Exercise requirements ▸
Pick out all lines of the entries that include the word "Ingresos" and copy them.

Figure collection entries:
□ □ □ □
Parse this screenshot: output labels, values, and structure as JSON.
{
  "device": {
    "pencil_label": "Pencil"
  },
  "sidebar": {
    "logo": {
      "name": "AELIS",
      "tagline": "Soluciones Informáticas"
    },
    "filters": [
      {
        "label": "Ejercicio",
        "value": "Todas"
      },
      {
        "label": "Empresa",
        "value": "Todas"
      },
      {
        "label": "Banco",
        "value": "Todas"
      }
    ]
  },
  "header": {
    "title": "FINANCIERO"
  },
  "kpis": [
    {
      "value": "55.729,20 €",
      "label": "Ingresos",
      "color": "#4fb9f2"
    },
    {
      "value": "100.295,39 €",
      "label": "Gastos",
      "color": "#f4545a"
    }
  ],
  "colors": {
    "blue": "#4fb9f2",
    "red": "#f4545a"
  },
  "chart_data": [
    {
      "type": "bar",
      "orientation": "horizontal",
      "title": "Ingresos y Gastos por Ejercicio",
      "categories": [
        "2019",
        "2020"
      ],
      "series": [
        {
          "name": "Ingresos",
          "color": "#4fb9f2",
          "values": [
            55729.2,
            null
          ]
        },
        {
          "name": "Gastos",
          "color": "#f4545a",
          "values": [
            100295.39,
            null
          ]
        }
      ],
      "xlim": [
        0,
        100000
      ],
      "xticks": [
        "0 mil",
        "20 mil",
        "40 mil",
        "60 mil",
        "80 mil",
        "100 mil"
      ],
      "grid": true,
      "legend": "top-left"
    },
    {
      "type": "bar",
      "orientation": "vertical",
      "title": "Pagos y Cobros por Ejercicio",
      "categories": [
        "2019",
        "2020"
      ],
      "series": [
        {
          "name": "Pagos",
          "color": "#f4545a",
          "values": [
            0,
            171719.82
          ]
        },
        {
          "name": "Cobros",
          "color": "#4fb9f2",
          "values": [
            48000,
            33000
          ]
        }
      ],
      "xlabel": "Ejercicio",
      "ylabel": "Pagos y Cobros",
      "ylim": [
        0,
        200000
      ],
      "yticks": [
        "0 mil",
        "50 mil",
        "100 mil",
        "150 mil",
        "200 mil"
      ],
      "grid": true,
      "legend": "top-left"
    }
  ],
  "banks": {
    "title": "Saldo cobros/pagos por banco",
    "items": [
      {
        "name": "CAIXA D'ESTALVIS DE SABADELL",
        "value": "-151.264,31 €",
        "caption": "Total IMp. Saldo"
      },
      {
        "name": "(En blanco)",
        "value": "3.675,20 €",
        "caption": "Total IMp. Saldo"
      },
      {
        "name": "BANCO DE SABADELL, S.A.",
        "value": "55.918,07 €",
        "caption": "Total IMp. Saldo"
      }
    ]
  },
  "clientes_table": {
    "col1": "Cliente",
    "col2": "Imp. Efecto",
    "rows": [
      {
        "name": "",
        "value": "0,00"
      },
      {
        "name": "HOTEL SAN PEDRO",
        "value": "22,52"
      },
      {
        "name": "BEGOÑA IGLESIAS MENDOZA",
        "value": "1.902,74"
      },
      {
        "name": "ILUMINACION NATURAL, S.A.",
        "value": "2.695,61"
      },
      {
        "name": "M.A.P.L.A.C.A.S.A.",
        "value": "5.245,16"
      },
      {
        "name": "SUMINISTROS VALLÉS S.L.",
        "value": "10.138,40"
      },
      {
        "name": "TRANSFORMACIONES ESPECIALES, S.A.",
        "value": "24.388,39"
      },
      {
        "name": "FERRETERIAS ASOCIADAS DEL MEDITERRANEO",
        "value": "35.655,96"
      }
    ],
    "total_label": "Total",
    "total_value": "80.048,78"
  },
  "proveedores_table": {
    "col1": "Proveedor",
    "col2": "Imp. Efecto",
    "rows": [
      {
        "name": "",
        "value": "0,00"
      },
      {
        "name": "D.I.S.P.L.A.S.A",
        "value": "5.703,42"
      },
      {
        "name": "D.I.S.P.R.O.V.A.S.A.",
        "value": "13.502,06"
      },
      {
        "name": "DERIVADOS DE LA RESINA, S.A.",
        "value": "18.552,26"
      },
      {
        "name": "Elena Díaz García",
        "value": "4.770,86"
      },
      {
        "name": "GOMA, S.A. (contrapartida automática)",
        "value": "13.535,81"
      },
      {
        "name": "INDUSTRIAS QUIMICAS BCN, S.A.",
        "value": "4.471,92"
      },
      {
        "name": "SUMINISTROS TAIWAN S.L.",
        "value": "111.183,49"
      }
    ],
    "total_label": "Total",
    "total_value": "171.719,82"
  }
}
□ □ □ □
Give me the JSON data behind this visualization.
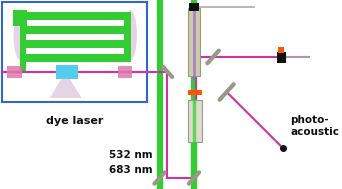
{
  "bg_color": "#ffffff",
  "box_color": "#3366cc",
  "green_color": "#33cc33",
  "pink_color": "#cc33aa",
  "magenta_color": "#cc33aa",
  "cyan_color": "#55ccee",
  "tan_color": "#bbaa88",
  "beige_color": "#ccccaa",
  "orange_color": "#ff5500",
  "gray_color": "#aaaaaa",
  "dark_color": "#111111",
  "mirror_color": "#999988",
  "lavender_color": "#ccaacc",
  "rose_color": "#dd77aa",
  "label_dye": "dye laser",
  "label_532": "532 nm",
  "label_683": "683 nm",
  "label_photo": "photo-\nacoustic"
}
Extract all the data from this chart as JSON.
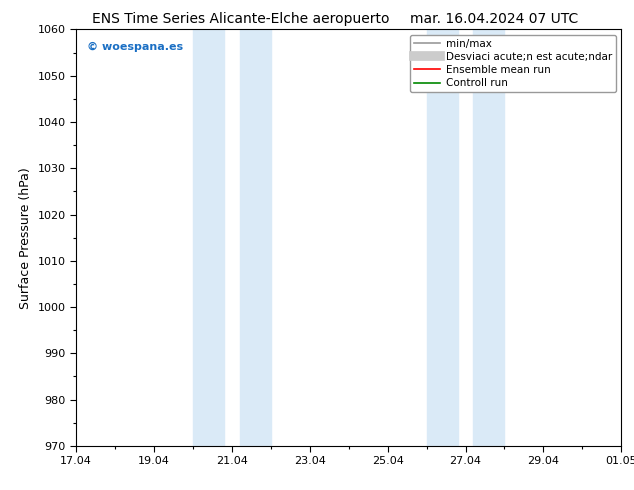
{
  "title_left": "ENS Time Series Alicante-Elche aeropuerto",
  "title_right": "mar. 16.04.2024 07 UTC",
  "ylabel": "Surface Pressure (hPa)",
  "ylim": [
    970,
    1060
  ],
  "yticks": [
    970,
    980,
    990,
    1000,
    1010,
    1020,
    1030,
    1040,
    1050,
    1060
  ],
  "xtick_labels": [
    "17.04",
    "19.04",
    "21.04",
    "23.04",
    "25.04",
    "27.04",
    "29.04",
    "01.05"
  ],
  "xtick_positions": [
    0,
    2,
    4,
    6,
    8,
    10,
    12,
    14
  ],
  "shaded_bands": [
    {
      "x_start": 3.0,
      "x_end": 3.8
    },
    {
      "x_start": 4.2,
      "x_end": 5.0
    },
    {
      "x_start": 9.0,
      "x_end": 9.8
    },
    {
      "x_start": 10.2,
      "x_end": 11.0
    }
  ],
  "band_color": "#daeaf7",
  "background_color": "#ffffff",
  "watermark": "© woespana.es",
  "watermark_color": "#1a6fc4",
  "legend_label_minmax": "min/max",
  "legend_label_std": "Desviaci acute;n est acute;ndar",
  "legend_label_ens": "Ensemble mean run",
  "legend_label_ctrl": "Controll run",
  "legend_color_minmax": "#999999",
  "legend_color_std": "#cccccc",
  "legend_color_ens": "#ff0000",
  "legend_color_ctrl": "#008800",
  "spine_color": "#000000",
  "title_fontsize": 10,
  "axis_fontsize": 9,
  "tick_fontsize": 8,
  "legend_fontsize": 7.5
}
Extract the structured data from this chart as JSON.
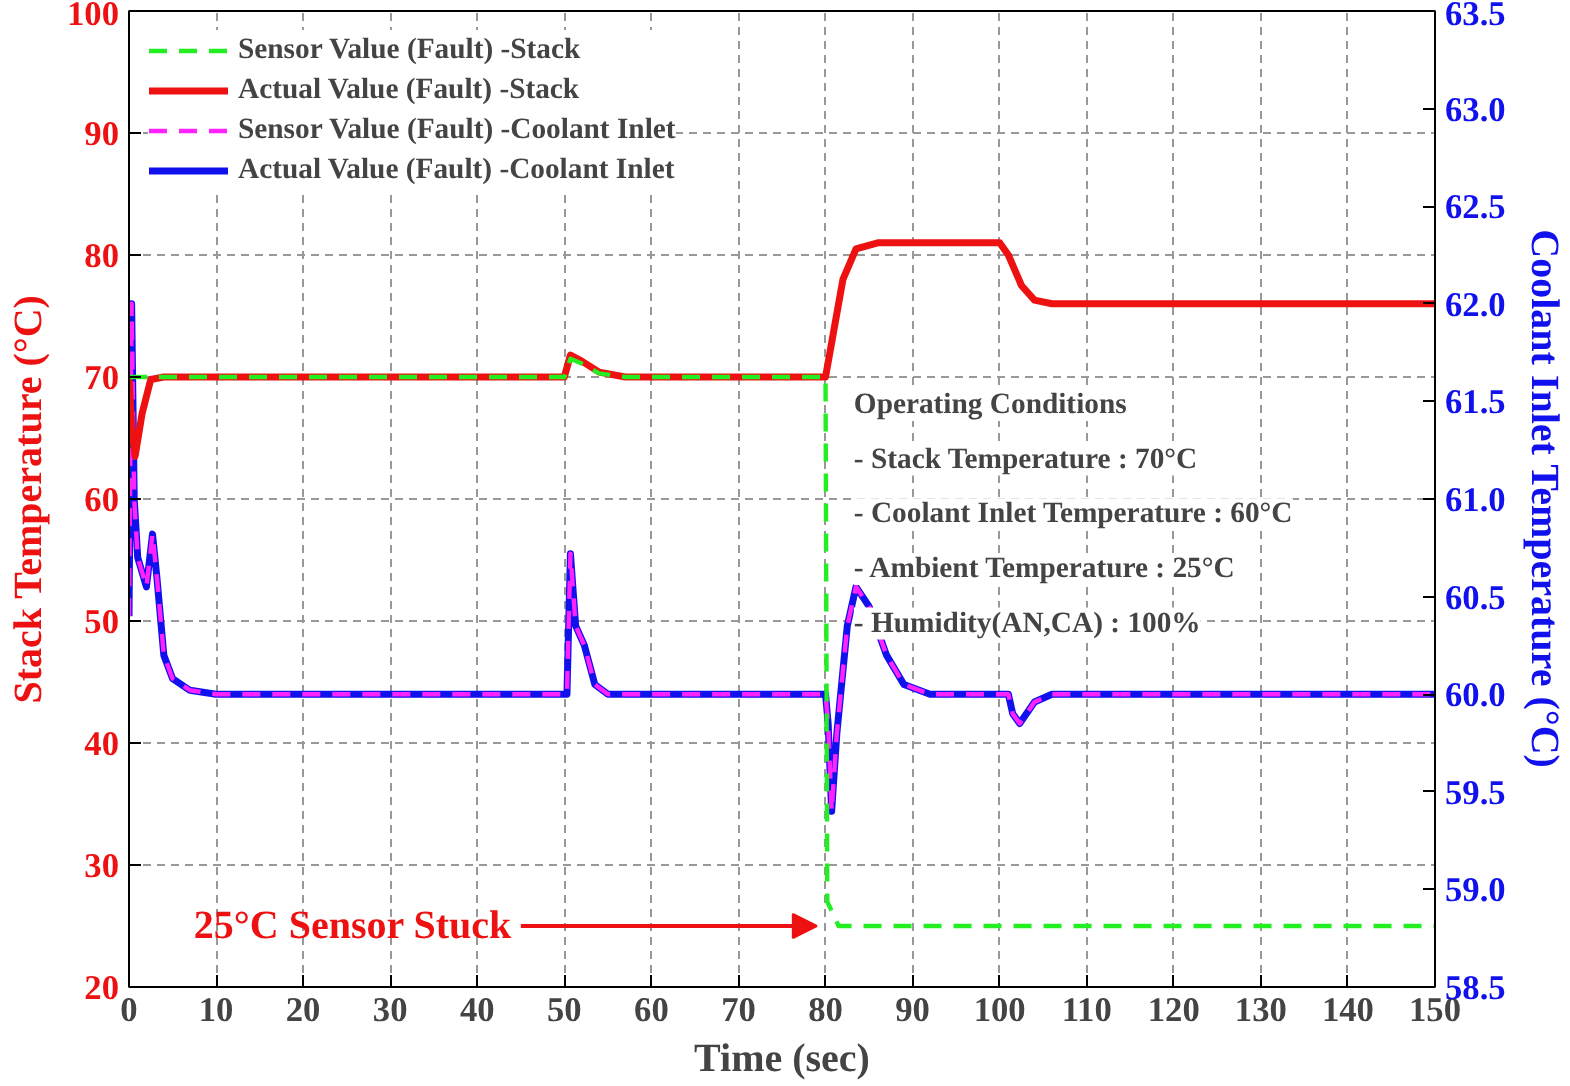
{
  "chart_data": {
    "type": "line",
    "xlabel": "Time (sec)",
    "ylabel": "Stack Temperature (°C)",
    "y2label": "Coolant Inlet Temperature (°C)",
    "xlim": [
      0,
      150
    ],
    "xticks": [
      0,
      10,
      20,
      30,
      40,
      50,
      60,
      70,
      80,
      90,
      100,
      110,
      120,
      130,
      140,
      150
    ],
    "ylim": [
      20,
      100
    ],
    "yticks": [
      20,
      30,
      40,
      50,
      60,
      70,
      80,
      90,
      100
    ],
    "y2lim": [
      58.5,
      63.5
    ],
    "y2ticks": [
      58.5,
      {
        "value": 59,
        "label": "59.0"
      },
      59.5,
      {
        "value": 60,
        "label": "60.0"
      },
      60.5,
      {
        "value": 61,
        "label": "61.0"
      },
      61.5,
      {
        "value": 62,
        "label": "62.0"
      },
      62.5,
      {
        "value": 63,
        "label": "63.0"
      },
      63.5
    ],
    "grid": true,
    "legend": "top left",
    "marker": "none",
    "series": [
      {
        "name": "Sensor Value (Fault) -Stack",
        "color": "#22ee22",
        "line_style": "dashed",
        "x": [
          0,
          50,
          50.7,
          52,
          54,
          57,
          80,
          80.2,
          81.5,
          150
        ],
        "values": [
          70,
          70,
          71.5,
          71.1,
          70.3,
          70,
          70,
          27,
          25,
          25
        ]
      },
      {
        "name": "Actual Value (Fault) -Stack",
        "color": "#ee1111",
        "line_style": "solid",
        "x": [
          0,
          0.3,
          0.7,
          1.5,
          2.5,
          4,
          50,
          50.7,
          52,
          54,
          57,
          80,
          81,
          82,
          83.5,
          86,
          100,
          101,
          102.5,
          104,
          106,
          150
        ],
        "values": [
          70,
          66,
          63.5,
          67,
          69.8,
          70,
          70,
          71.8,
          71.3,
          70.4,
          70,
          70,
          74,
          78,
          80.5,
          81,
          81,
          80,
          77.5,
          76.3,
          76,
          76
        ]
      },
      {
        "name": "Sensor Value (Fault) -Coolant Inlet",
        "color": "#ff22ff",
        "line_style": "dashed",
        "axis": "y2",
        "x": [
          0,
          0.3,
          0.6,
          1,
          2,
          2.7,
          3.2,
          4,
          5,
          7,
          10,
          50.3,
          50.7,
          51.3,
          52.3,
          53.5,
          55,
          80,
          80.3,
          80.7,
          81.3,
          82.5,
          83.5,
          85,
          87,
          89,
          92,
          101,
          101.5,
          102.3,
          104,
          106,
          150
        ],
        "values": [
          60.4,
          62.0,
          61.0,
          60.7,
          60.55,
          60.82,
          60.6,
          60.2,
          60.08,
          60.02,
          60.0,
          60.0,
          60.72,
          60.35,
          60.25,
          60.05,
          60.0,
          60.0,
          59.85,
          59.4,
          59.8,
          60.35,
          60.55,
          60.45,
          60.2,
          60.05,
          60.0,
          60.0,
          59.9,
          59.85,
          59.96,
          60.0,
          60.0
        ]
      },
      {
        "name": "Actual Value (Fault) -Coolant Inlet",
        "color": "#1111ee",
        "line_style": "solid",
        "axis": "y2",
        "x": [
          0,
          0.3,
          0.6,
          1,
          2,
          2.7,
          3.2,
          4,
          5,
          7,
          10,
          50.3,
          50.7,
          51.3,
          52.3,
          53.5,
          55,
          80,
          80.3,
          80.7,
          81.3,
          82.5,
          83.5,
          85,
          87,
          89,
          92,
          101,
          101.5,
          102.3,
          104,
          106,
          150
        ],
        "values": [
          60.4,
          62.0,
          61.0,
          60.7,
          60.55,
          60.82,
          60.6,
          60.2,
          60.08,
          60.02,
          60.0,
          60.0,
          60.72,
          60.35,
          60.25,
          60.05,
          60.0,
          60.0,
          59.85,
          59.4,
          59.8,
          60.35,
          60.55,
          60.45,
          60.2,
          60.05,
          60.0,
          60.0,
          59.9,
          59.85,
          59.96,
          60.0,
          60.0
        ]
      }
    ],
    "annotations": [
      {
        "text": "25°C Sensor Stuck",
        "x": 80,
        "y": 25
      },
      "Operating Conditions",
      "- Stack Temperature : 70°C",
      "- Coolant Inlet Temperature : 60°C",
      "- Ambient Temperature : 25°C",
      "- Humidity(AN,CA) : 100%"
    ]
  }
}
□ □ □ □
Expected output ▸
      "label": "Ingresos",
      "title": "Ingresos y Gastos por Ejercicio",
          "name": "Ingresos",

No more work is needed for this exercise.